TASK PROMPT
Examine the entries and show every line in which the word "Read" is found.
%%
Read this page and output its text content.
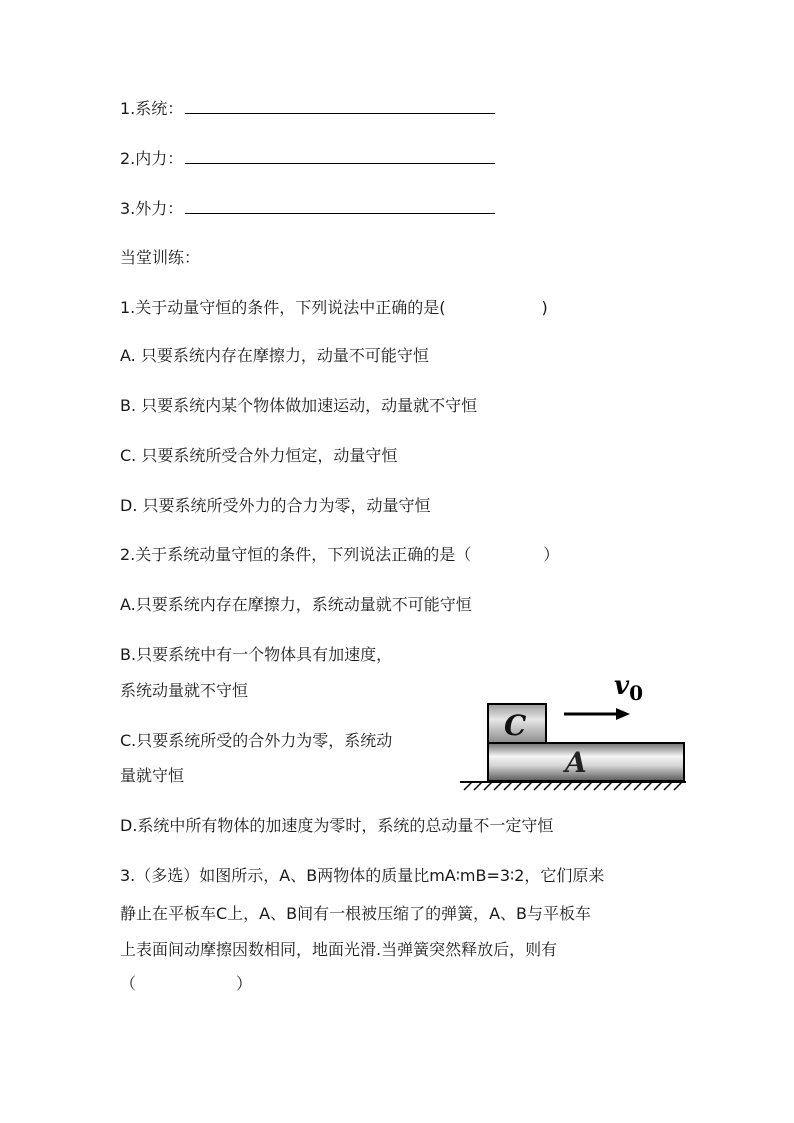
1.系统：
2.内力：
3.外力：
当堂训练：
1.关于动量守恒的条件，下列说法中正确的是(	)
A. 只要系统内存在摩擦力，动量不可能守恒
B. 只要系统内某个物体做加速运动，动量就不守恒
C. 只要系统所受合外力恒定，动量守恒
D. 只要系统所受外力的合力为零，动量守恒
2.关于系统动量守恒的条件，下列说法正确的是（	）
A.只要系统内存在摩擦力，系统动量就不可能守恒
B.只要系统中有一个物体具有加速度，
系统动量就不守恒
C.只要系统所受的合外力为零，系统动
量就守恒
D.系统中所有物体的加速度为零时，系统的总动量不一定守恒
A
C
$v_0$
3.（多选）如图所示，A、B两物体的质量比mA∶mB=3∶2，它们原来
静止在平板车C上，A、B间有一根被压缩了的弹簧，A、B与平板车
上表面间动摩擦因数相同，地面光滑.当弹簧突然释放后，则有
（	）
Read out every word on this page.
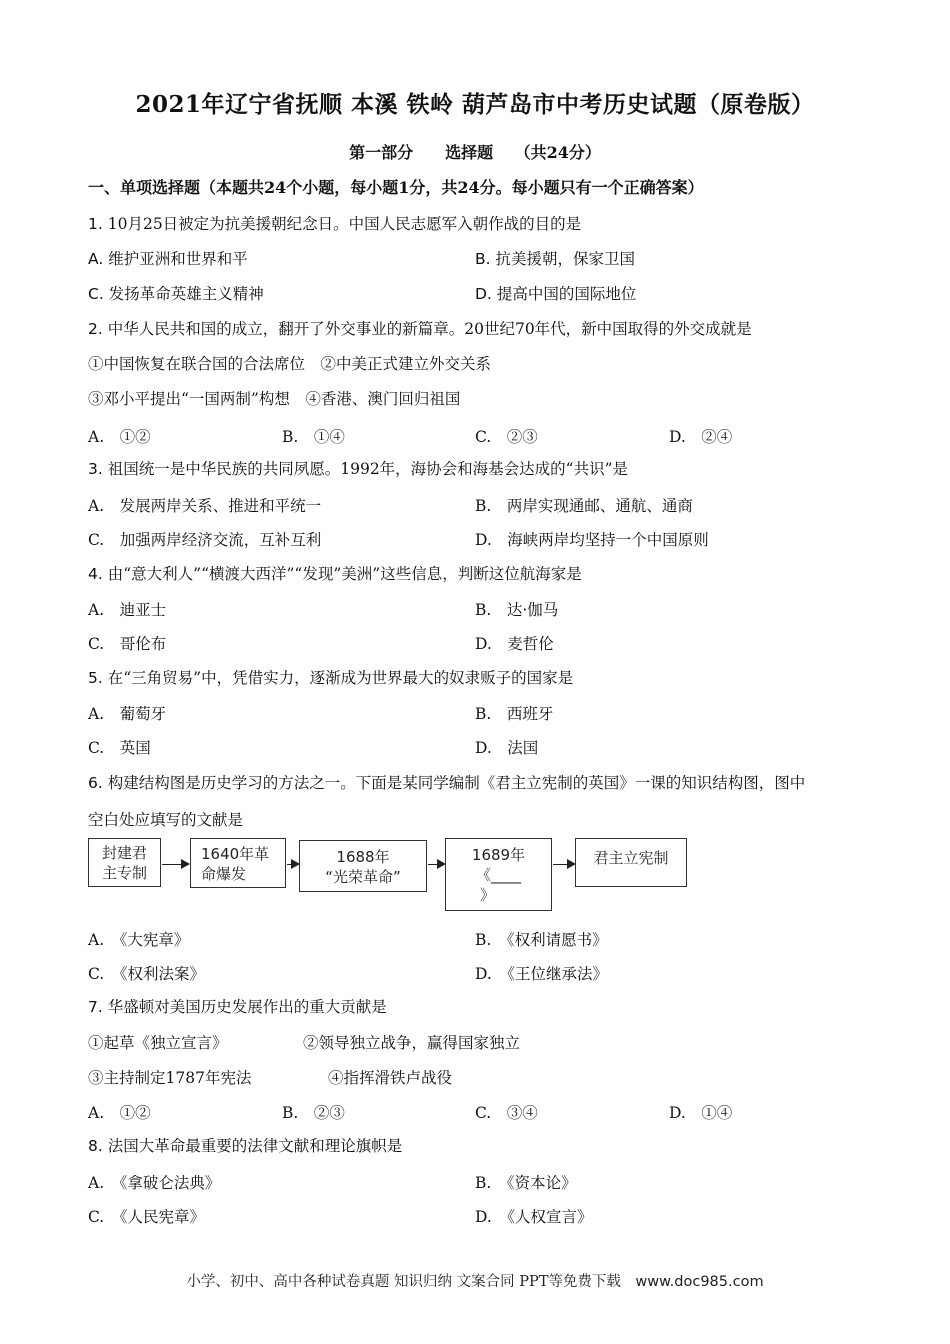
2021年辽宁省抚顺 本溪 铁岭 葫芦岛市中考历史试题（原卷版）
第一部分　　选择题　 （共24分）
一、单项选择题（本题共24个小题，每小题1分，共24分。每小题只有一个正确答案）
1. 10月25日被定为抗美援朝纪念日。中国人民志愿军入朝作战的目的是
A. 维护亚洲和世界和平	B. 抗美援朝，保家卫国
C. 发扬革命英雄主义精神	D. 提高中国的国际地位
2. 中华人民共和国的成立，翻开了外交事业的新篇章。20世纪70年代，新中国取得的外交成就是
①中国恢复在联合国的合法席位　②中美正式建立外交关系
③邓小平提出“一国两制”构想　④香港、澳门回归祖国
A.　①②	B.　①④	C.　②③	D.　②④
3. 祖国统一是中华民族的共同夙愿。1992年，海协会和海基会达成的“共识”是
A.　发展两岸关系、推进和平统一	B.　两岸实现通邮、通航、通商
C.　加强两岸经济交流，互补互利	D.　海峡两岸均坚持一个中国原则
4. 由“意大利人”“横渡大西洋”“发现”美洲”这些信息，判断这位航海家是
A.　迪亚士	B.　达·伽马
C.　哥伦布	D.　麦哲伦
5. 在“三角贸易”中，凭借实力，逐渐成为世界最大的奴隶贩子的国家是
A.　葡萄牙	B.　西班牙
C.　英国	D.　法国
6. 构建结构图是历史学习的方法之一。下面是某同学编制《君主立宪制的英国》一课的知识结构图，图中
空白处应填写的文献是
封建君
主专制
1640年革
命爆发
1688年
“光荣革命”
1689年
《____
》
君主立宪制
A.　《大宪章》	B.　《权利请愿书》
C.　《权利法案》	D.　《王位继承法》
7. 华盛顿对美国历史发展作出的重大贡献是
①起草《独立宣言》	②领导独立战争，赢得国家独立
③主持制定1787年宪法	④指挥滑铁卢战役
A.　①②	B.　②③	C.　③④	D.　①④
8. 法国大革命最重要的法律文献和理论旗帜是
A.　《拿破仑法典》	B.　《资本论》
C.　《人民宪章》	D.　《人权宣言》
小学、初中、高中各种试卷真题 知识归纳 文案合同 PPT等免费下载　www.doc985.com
%%
%%
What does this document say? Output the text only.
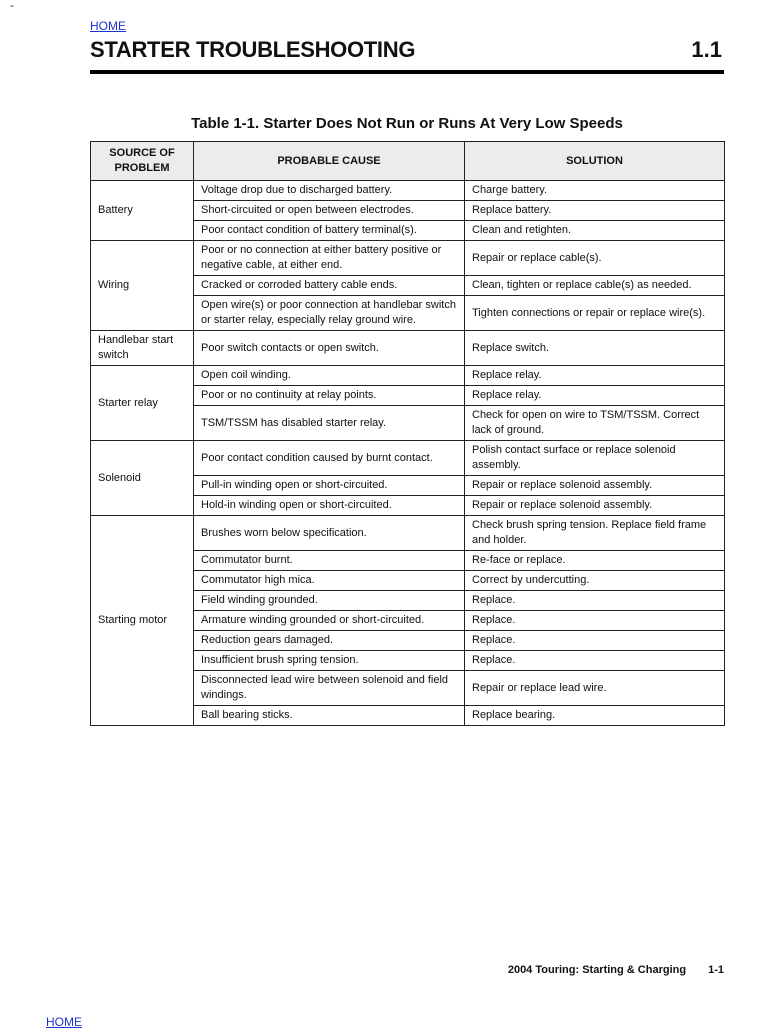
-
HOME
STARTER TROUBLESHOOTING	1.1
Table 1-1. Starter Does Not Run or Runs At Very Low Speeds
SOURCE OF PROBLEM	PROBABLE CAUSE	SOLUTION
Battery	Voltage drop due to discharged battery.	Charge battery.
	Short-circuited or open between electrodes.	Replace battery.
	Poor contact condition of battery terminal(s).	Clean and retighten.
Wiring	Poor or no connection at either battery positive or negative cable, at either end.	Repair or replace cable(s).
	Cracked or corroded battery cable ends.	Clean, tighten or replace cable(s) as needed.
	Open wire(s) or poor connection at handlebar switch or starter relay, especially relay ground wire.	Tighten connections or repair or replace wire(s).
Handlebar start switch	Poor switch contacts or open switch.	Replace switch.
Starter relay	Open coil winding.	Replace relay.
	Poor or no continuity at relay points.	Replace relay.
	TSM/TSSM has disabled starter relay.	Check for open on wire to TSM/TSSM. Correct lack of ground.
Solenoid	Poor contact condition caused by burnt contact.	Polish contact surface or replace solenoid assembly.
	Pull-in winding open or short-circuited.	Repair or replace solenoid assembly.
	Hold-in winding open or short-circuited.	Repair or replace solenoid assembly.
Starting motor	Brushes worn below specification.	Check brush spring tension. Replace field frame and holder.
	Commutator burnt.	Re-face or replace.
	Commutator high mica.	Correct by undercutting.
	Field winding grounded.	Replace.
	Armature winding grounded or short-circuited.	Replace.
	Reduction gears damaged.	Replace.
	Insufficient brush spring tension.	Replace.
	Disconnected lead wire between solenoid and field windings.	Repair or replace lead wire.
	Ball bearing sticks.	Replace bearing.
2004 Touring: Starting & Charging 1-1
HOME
%%
SOLUTION FOR THIS EXERCISE
Read this page and output its text content.
Read out every word on this page.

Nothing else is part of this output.